TO BE DONE — Pull out every line from the listing that has the word "做一名合格的安全员".

LISTED ENTRIES —

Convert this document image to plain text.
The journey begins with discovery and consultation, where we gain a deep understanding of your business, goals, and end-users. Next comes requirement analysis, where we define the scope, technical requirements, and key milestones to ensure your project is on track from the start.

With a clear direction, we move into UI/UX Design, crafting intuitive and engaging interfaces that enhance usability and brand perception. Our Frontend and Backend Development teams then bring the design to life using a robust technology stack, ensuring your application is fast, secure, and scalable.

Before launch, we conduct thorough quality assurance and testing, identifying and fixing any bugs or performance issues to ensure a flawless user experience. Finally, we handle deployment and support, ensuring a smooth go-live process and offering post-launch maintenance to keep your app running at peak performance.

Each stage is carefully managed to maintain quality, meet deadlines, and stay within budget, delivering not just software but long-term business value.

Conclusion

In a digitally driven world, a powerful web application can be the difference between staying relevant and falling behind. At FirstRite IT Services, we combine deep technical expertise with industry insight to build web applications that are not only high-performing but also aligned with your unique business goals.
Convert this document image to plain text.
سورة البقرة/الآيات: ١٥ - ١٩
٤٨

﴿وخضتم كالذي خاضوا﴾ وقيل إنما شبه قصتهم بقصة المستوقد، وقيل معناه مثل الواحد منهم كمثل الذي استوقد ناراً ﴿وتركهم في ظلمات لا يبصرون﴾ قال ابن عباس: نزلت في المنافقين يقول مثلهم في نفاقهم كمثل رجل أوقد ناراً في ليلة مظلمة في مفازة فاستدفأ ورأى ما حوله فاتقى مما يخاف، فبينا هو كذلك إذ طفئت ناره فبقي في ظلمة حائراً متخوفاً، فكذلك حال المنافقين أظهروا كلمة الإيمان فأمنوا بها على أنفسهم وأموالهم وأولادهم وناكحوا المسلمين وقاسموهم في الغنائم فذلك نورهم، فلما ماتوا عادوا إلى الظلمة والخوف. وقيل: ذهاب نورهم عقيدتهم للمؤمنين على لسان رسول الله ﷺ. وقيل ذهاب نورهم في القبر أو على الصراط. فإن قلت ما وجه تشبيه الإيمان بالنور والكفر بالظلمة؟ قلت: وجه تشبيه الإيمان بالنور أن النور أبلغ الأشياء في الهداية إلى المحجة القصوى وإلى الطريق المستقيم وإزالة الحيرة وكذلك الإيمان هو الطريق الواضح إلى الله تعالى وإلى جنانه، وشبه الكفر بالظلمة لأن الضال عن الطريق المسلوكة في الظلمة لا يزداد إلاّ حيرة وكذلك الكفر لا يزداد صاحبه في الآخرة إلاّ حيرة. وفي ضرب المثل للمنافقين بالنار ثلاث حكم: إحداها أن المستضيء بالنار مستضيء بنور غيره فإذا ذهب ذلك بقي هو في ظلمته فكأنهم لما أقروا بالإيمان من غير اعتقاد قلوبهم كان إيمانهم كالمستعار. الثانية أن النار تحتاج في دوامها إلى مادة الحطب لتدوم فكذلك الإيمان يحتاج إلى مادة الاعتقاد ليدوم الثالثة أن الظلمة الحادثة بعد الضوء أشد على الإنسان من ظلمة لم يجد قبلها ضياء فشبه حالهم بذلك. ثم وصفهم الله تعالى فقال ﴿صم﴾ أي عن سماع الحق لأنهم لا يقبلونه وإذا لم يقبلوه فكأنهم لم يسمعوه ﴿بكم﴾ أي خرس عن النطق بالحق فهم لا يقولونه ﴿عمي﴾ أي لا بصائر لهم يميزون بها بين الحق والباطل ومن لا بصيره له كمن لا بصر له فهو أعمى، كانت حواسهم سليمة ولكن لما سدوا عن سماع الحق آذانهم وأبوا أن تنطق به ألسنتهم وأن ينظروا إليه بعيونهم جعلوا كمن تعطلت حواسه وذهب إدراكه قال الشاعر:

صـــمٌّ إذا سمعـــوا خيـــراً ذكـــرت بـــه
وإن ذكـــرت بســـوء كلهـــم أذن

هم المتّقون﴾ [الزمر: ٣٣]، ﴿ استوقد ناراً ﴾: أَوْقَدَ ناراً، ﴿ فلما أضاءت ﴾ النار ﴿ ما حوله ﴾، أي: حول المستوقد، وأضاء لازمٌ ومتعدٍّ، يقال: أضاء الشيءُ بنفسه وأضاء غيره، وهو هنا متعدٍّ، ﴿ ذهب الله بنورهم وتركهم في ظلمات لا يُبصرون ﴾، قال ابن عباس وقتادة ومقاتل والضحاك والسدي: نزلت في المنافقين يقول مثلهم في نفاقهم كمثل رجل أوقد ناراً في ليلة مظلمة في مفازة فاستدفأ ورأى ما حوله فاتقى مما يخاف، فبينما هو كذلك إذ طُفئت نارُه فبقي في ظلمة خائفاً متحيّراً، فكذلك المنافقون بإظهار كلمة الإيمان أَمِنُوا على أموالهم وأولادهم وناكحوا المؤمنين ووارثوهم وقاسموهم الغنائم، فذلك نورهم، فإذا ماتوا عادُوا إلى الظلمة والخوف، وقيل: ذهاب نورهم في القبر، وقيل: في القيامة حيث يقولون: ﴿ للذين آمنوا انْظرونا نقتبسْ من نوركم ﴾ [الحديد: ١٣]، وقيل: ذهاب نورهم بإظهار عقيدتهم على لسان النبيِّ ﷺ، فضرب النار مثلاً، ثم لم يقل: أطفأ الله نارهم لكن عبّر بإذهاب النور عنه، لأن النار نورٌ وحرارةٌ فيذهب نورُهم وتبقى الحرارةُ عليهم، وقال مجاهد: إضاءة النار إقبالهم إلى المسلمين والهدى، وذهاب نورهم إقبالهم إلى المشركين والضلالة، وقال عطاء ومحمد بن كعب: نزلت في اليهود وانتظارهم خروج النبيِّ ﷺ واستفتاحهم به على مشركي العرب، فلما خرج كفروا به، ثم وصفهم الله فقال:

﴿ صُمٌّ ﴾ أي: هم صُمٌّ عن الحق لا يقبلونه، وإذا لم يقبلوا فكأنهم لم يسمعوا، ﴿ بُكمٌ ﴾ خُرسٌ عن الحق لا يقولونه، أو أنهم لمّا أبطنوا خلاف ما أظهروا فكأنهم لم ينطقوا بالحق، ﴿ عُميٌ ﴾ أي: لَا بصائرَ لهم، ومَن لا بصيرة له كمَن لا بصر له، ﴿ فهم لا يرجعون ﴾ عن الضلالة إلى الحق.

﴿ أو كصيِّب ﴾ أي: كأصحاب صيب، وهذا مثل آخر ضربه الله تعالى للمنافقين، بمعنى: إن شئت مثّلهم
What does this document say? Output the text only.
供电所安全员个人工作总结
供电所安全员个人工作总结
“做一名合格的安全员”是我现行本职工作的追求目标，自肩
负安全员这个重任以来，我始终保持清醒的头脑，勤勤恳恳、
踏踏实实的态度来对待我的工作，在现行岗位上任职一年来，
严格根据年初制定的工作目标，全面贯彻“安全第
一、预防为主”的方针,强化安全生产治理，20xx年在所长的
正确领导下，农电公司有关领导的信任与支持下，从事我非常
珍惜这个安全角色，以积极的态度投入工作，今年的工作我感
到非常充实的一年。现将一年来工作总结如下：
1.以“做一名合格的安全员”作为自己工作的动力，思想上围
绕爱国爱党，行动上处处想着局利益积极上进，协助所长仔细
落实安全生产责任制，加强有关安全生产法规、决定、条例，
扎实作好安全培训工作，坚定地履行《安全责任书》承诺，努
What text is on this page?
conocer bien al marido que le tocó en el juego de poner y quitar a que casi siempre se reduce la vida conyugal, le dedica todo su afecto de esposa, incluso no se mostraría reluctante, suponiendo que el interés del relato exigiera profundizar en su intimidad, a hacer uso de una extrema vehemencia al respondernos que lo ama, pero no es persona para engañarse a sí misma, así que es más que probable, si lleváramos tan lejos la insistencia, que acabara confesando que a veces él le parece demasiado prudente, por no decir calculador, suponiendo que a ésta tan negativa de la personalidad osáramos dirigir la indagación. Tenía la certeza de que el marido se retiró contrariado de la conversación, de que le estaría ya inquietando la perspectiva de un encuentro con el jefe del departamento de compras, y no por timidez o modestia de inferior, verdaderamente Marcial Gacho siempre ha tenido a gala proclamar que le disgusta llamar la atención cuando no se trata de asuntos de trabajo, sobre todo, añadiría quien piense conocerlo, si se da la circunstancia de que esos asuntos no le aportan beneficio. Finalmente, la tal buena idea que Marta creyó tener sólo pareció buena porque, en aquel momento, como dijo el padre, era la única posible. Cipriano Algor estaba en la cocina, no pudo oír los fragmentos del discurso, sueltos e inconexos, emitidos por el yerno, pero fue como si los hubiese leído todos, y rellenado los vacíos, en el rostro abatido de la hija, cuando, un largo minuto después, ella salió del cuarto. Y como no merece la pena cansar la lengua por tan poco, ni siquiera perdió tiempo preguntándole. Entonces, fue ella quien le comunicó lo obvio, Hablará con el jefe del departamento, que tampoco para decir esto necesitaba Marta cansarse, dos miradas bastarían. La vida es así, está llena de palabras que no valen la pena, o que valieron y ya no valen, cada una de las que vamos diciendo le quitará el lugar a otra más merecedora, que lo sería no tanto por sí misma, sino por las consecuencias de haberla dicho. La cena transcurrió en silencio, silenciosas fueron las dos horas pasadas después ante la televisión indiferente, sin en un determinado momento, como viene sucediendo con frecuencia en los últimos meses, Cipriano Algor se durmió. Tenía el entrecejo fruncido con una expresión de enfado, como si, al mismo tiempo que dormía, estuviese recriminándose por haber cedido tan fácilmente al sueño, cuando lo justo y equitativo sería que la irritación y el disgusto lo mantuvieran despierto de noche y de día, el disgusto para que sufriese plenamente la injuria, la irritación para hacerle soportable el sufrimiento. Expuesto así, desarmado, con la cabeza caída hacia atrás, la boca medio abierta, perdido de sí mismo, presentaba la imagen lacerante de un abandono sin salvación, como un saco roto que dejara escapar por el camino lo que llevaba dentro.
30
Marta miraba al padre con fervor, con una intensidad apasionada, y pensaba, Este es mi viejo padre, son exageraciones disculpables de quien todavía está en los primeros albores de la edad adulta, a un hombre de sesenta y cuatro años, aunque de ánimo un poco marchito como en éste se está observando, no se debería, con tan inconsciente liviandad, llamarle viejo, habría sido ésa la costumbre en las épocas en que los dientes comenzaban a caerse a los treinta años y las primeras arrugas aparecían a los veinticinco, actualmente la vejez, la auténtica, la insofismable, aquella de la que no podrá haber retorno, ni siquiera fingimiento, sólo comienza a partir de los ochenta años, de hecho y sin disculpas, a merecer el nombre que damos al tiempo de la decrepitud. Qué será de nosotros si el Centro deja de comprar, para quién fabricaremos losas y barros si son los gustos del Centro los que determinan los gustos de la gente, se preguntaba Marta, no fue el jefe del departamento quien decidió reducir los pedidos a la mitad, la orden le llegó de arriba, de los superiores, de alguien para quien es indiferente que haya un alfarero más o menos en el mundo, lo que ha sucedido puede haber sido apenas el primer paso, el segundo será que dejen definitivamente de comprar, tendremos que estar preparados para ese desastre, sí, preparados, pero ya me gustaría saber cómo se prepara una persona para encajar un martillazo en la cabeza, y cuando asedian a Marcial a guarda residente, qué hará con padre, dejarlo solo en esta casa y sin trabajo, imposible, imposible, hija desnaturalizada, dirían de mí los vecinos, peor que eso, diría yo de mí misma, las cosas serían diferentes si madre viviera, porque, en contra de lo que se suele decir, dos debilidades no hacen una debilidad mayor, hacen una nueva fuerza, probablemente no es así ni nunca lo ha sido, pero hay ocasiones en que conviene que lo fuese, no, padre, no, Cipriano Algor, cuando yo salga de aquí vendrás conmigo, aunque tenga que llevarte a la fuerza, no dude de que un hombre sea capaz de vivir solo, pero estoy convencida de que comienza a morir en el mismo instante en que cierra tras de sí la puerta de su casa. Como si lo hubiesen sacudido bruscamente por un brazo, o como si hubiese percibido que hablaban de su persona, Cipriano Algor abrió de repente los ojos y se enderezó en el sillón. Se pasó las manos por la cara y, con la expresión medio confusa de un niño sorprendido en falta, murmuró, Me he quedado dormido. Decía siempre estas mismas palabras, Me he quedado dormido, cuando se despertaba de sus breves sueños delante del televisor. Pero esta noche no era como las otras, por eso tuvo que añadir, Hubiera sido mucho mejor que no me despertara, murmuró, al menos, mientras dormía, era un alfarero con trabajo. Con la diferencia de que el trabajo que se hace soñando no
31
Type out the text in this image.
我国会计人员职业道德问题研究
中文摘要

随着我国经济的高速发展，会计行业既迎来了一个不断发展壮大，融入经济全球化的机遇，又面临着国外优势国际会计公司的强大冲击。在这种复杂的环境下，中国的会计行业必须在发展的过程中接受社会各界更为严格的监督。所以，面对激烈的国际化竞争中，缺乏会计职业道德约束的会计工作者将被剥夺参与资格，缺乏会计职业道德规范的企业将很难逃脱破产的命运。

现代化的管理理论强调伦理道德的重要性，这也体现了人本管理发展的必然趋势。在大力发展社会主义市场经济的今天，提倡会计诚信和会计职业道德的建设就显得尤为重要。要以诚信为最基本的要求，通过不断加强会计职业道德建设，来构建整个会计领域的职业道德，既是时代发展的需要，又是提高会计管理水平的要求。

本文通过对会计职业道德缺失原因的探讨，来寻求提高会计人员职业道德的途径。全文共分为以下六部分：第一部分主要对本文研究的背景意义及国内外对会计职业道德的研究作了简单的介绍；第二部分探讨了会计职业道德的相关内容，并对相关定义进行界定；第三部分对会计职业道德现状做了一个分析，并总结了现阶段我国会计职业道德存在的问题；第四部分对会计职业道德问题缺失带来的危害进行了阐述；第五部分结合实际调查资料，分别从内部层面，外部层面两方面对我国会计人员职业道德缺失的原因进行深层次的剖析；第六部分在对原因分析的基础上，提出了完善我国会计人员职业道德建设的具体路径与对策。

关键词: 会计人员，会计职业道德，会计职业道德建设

TASK RESULT —
“做一名合格的安全员”是我现行本职工作的追求目标，自肩
1.以“做一名合格的安全员”作为自己工作的动力，思想上围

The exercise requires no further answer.